*Set exercise*: Select all lines holding the word "this" from the entries that follow.

[Rows from a dataset]
* Start *

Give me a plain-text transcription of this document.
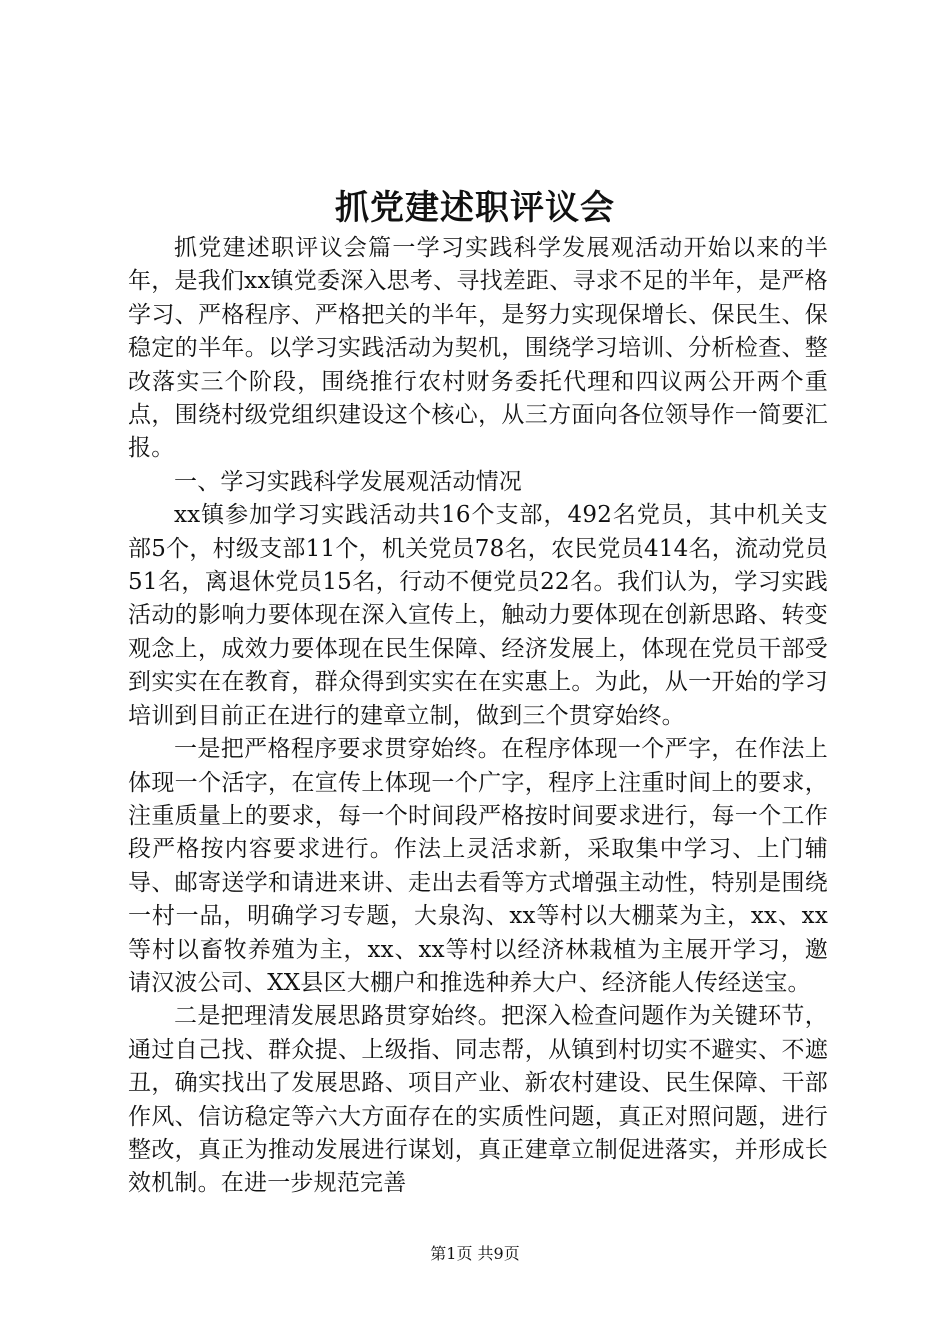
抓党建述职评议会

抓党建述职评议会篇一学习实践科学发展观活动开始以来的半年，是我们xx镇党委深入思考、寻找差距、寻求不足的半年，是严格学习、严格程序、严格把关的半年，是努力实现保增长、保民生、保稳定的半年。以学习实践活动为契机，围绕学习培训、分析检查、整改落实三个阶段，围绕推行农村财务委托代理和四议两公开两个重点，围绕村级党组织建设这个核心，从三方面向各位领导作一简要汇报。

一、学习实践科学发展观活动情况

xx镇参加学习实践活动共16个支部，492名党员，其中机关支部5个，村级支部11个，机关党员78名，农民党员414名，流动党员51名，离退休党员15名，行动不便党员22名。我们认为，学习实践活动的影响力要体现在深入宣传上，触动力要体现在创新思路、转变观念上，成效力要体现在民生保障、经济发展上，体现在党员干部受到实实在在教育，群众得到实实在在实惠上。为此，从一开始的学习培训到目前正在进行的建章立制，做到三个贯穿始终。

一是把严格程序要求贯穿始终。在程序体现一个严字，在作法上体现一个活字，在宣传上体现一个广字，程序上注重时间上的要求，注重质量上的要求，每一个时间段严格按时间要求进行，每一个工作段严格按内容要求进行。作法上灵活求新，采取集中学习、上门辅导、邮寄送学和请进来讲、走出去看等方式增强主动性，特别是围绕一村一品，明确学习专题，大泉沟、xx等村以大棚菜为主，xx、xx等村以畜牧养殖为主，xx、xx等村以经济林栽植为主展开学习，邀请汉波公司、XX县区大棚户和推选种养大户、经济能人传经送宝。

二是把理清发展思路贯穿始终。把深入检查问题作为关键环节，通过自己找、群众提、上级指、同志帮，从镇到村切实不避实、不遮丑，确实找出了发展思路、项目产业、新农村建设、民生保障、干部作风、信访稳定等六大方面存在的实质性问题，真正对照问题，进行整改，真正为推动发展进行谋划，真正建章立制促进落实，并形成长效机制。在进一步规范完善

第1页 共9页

* End *
* Start *

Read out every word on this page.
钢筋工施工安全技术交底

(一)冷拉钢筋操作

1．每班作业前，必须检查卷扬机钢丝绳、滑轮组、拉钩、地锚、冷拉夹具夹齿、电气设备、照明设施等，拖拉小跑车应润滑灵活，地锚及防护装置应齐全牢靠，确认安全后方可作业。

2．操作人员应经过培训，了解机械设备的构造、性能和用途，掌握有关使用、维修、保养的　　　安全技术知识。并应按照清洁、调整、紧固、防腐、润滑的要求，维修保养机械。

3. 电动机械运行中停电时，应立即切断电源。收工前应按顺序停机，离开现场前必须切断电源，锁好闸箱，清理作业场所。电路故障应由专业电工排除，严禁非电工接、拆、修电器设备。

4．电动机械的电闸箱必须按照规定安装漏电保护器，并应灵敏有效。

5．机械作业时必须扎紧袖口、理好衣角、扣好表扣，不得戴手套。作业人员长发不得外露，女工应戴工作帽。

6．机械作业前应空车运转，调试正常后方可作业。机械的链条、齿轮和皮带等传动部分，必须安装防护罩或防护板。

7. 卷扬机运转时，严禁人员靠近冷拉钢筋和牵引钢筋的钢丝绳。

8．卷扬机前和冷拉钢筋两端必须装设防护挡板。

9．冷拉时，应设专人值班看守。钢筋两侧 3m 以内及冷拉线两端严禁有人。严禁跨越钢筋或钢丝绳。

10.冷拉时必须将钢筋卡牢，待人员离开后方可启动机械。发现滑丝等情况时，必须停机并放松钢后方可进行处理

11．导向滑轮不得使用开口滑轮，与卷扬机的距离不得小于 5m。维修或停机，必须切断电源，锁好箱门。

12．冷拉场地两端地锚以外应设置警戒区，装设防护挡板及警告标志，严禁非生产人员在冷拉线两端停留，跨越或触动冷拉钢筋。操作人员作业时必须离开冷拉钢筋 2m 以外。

* End *

*Answer to the task*:
Give me a plain-text transcription of this document.
Read out every word on this page.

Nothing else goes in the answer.